**WHAT YOU SHOULD DO:** Reproduce every one of the records below verbatim, omitting the pictures.

**RECORDS SHOWN:**
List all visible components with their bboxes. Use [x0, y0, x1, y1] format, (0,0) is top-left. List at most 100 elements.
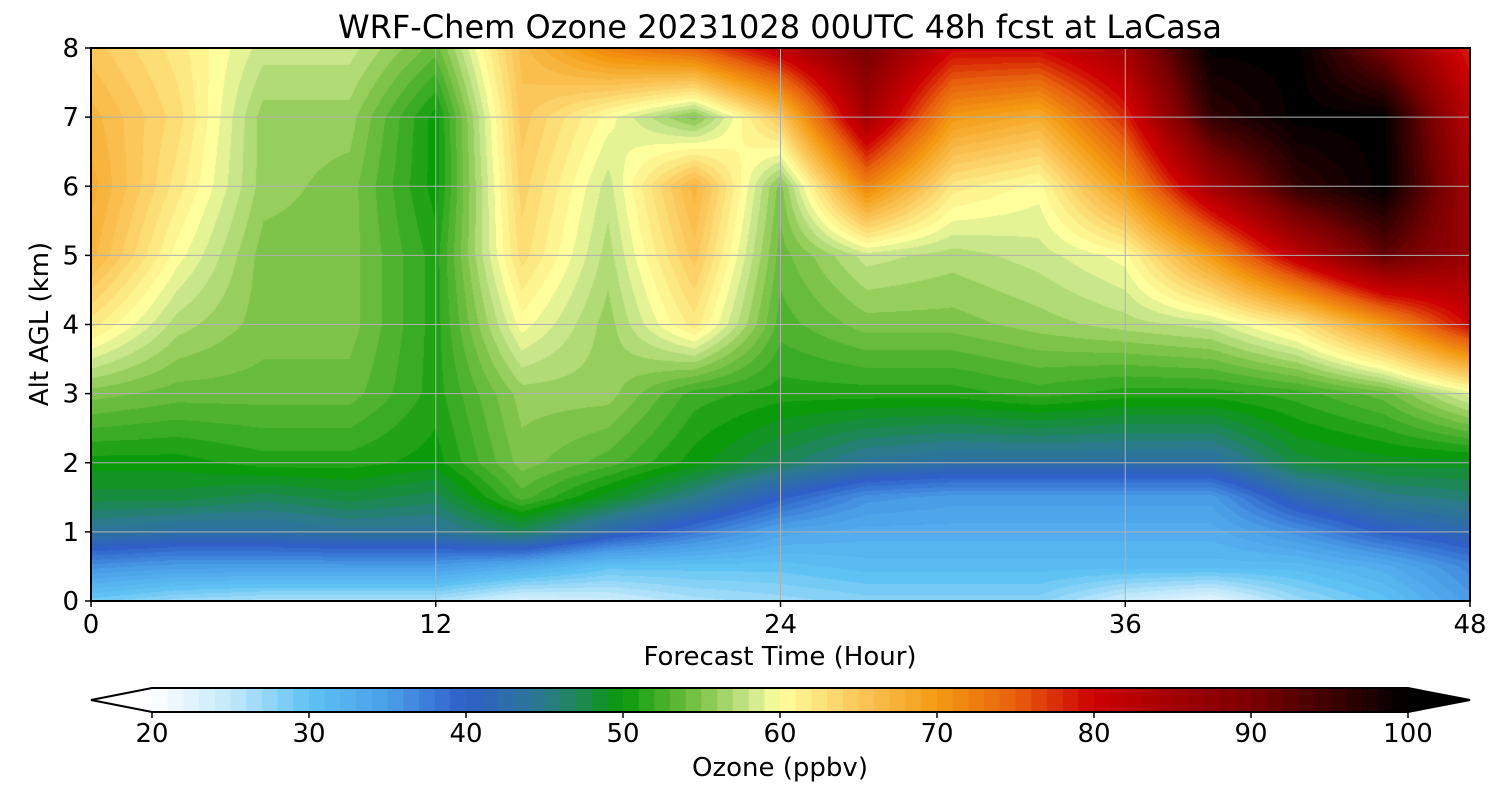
- colorbar-segment: [1376, 688, 1393, 712]
- x-axis-ticks: 0 12 24 36 48: [83, 601, 1487, 640]
- colorbar-segment: [811, 688, 828, 712]
- colorbar-segment: [889, 688, 907, 712]
- x-tick-label: 0: [83, 610, 100, 640]
- colorbar-segment: [403, 688, 420, 712]
- colorbar-segment: [905, 688, 922, 712]
- colorbar-tick-label: 100: [1383, 719, 1433, 749]
- colorbar-segment: [1031, 688, 1048, 712]
- colorbar-tick-label: 70: [920, 719, 953, 749]
- colorbar-segment: [732, 688, 750, 712]
- colorbar-segment: [654, 688, 671, 712]
- colorbar-segment: [670, 688, 687, 712]
- colorbar-segment: [214, 688, 232, 712]
- colorbar-segment: [952, 688, 969, 712]
- colorbar-segment: [591, 688, 608, 712]
- colorbar-segment: [717, 688, 734, 712]
- colorbar-segment: [968, 688, 985, 712]
- colorbar-segment: [246, 688, 263, 712]
- colorbar-segment: [1313, 688, 1331, 712]
- colorbar-tick-label: 90: [1234, 719, 1267, 749]
- colorbar-segment: [842, 688, 860, 712]
- colorbar-tick-label: 40: [449, 719, 482, 749]
- colorbar-segment: [371, 688, 389, 712]
- colorbar-segment: [230, 688, 247, 712]
- colorbar-segment: [623, 688, 640, 712]
- colorbar-segment: [293, 688, 310, 712]
- colorbar-segment: [999, 688, 1017, 712]
- x-tick-label: 12: [419, 610, 452, 640]
- y-axis-ticks: 0 1 2 3 4 5 6 7 8: [62, 34, 91, 617]
- colorbar-segment: [261, 688, 279, 712]
- colorbar-segment: [1392, 688, 1409, 712]
- y-tick-label: 8: [62, 34, 79, 64]
- colorbar-segment: [937, 688, 954, 712]
- y-tick-label: 1: [62, 518, 79, 548]
- colorbar-segment: [984, 688, 1001, 712]
- colorbar-segment: [513, 688, 530, 712]
- colorbar-tick-label: 60: [763, 719, 796, 749]
- colorbar-segment: [1094, 688, 1111, 712]
- chart-title: WRF-Chem Ozone 20231028 00UTC 48h fcst a…: [338, 8, 1222, 46]
- colorbar-segment: [183, 688, 200, 712]
- colorbar-segment: [481, 688, 498, 712]
- colorbar-extend-low: [91, 688, 152, 712]
- colorbar-segment: [1141, 688, 1158, 712]
- y-tick-label: 2: [62, 449, 79, 479]
- colorbar-segment: [560, 688, 577, 712]
- colorbar-segment: [1078, 688, 1095, 712]
- colorbar-segment: [575, 688, 593, 712]
- colorbar-segment: [1251, 688, 1268, 712]
- y-axis-label: Alt AGL (km): [25, 242, 55, 406]
- colorbar-segment: [497, 688, 514, 712]
- colorbar-segment: [1125, 688, 1142, 712]
- colorbar-segment: [324, 688, 341, 712]
- colorbar-segment: [450, 688, 467, 712]
- colorbar-segment: [638, 688, 655, 712]
- colorbar-segment: [434, 688, 451, 712]
- colorbar-segment: [1329, 688, 1346, 712]
- colorbar-segment: [1188, 688, 1205, 712]
- colorbar-segment: [340, 688, 357, 712]
- colorbar-segment: [748, 688, 765, 712]
- colorbar-segment: [764, 688, 781, 712]
- colorbar-segment: [1015, 688, 1032, 712]
- colorbar-segment: [1172, 688, 1189, 712]
- colorbar-segment: [1109, 688, 1126, 712]
- colorbar-segment: [1345, 688, 1362, 712]
- colorbar-segment: [1062, 688, 1079, 712]
- colorbar-segment: [921, 688, 938, 712]
- colorbar-segment: [1266, 688, 1283, 712]
- colorbar-segment: [1219, 688, 1236, 712]
- colorbar-segment: [466, 688, 483, 712]
- colorbar-segment: [1298, 688, 1315, 712]
- colorbar-segment: [167, 688, 184, 712]
- colorbar-segment: [607, 688, 624, 712]
- colorbar-segment: [1282, 688, 1299, 712]
- colorbar-label: Ozone (ppbv): [692, 753, 868, 783]
- colorbar-segment: [387, 688, 404, 712]
- colorbar-tick-label: 80: [1077, 719, 1110, 749]
- colorbar-segment: [1203, 688, 1221, 712]
- x-axis-label: Forecast Time (Hour): [643, 642, 916, 672]
- colorbar-tick-label: 30: [292, 719, 325, 749]
- colorbar-segment: [780, 688, 797, 712]
- colorbar-segment: [795, 688, 812, 712]
- colorbar-segment: [356, 688, 373, 712]
- colorbar-ticks: 20 30 40 50 60 70 80 90 100: [135, 712, 1433, 749]
- x-tick-label: 36: [1109, 610, 1142, 640]
- x-tick-label: 48: [1453, 610, 1486, 640]
- y-tick-label: 5: [62, 241, 79, 271]
- colorbar-segment: [1360, 688, 1378, 712]
- colorbar-segment: [418, 688, 436, 712]
- colorbar-tick-label: 50: [606, 719, 639, 749]
- y-tick-label: 0: [62, 587, 79, 617]
- colorbar-segment: [277, 688, 294, 712]
- colorbar-segment: [685, 688, 703, 712]
- colorbar-tick-label: 20: [135, 719, 168, 749]
- y-tick-label: 4: [62, 311, 79, 341]
- colorbar: [90, 687, 1471, 713]
- colorbar-segment: [1235, 688, 1252, 712]
- colorbar-segment: [544, 688, 561, 712]
- colorbar-segment: [827, 688, 844, 712]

**ANSWER TO THIS TASK:**
List all visible components with their bboxes. Use [x0, y0, x1, y1] format, (0,0) is top-left. List at most 100 elements.
- colorbar-segment: [1376, 688, 1393, 712]
- x-axis-ticks: 0 12 24 36 48: [83, 601, 1487, 640]
- colorbar-segment: [811, 688, 828, 712]
- colorbar-segment: [889, 688, 907, 712]
- x-tick-label: 0: [83, 610, 100, 640]
- colorbar-segment: [403, 688, 420, 712]
- colorbar-segment: [905, 688, 922, 712]
- colorbar-tick-label: 100: [1383, 719, 1433, 749]
- colorbar-segment: [1031, 688, 1048, 712]
- colorbar-tick-label: 70: [920, 719, 953, 749]
- colorbar-segment: [732, 688, 750, 712]
- colorbar-segment: [654, 688, 671, 712]
- colorbar-segment: [670, 688, 687, 712]
- colorbar-segment: [214, 688, 232, 712]
- colorbar-segment: [952, 688, 969, 712]
- colorbar-segment: [591, 688, 608, 712]
- colorbar-segment: [717, 688, 734, 712]
- colorbar-segment: [968, 688, 985, 712]
- colorbar-segment: [246, 688, 263, 712]
- colorbar-segment: [1313, 688, 1331, 712]
- colorbar-tick-label: 90: [1234, 719, 1267, 749]
- colorbar-segment: [842, 688, 860, 712]
- colorbar-tick-label: 40: [449, 719, 482, 749]
- colorbar-segment: [371, 688, 389, 712]
- colorbar-segment: [230, 688, 247, 712]
- colorbar-segment: [623, 688, 640, 712]
- colorbar-segment: [293, 688, 310, 712]
- colorbar-segment: [999, 688, 1017, 712]
- x-tick-label: 12: [419, 610, 452, 640]
- y-axis-ticks: 0 1 2 3 4 5 6 7 8: [62, 34, 91, 617]
- colorbar-segment: [261, 688, 279, 712]
- colorbar-segment: [1392, 688, 1409, 712]
- y-tick-label: 8: [62, 34, 79, 64]
- colorbar-segment: [937, 688, 954, 712]
- y-tick-label: 1: [62, 518, 79, 548]
- colorbar-segment: [984, 688, 1001, 712]
- colorbar-segment: [513, 688, 530, 712]
- colorbar-tick-label: 60: [763, 719, 796, 749]
- colorbar-segment: [1094, 688, 1111, 712]
- chart-title: WRF-Chem Ozone 20231028 00UTC 48h fcst a…: [338, 8, 1222, 46]
- colorbar-segment: [183, 688, 200, 712]
- colorbar-segment: [481, 688, 498, 712]
- colorbar-extend-low: [91, 688, 152, 712]
- colorbar-segment: [1141, 688, 1158, 712]
- y-tick-label: 2: [62, 449, 79, 479]
- colorbar-segment: [560, 688, 577, 712]
- colorbar-segment: [1078, 688, 1095, 712]
- colorbar-segment: [575, 688, 593, 712]
- colorbar-segment: [1251, 688, 1268, 712]
- y-axis-label: Alt AGL (km): [25, 242, 55, 406]
- colorbar-segment: [497, 688, 514, 712]
- colorbar-segment: [1125, 688, 1142, 712]
- colorbar-segment: [324, 688, 341, 712]
- colorbar-segment: [450, 688, 467, 712]
- colorbar-segment: [638, 688, 655, 712]
- colorbar-segment: [434, 688, 451, 712]
- colorbar-segment: [1329, 688, 1346, 712]
- colorbar-segment: [1188, 688, 1205, 712]
- colorbar-segment: [340, 688, 357, 712]
- colorbar-segment: [748, 688, 765, 712]
- colorbar-segment: [764, 688, 781, 712]
- colorbar-segment: [1015, 688, 1032, 712]
- colorbar-segment: [1172, 688, 1189, 712]
- colorbar-segment: [1109, 688, 1126, 712]
- colorbar-segment: [1345, 688, 1362, 712]
- colorbar-segment: [1062, 688, 1079, 712]
- colorbar-segment: [921, 688, 938, 712]
- colorbar-segment: [1266, 688, 1283, 712]
- colorbar-segment: [1219, 688, 1236, 712]
- colorbar-segment: [466, 688, 483, 712]
- colorbar-segment: [1298, 688, 1315, 712]
- colorbar-segment: [167, 688, 184, 712]
- colorbar-segment: [607, 688, 624, 712]
- colorbar-segment: [1282, 688, 1299, 712]
- colorbar-label: Ozone (ppbv): [692, 753, 868, 783]
- colorbar-segment: [387, 688, 404, 712]
- colorbar-tick-label: 80: [1077, 719, 1110, 749]
- colorbar-segment: [1203, 688, 1221, 712]
- x-axis-label: Forecast Time (Hour): [643, 642, 916, 672]
- colorbar-tick-label: 30: [292, 719, 325, 749]
- colorbar-segment: [780, 688, 797, 712]
- colorbar-segment: [795, 688, 812, 712]
- colorbar-segment: [356, 688, 373, 712]
- colorbar-ticks: 20 30 40 50 60 70 80 90 100: [135, 712, 1433, 749]
- x-tick-label: 36: [1109, 610, 1142, 640]
- x-tick-label: 48: [1453, 610, 1486, 640]
- y-tick-label: 5: [62, 241, 79, 271]
- colorbar-segment: [1360, 688, 1378, 712]
- colorbar-segment: [418, 688, 436, 712]
- colorbar-tick-label: 50: [606, 719, 639, 749]
- y-tick-label: 0: [62, 587, 79, 617]
- colorbar-segment: [277, 688, 294, 712]
- colorbar-segment: [685, 688, 703, 712]
- colorbar-tick-label: 20: [135, 719, 168, 749]
- y-tick-label: 4: [62, 311, 79, 341]
- colorbar: [90, 687, 1471, 713]
- colorbar-segment: [1235, 688, 1252, 712]
- colorbar-segment: [544, 688, 561, 712]
- colorbar-segment: [827, 688, 844, 712]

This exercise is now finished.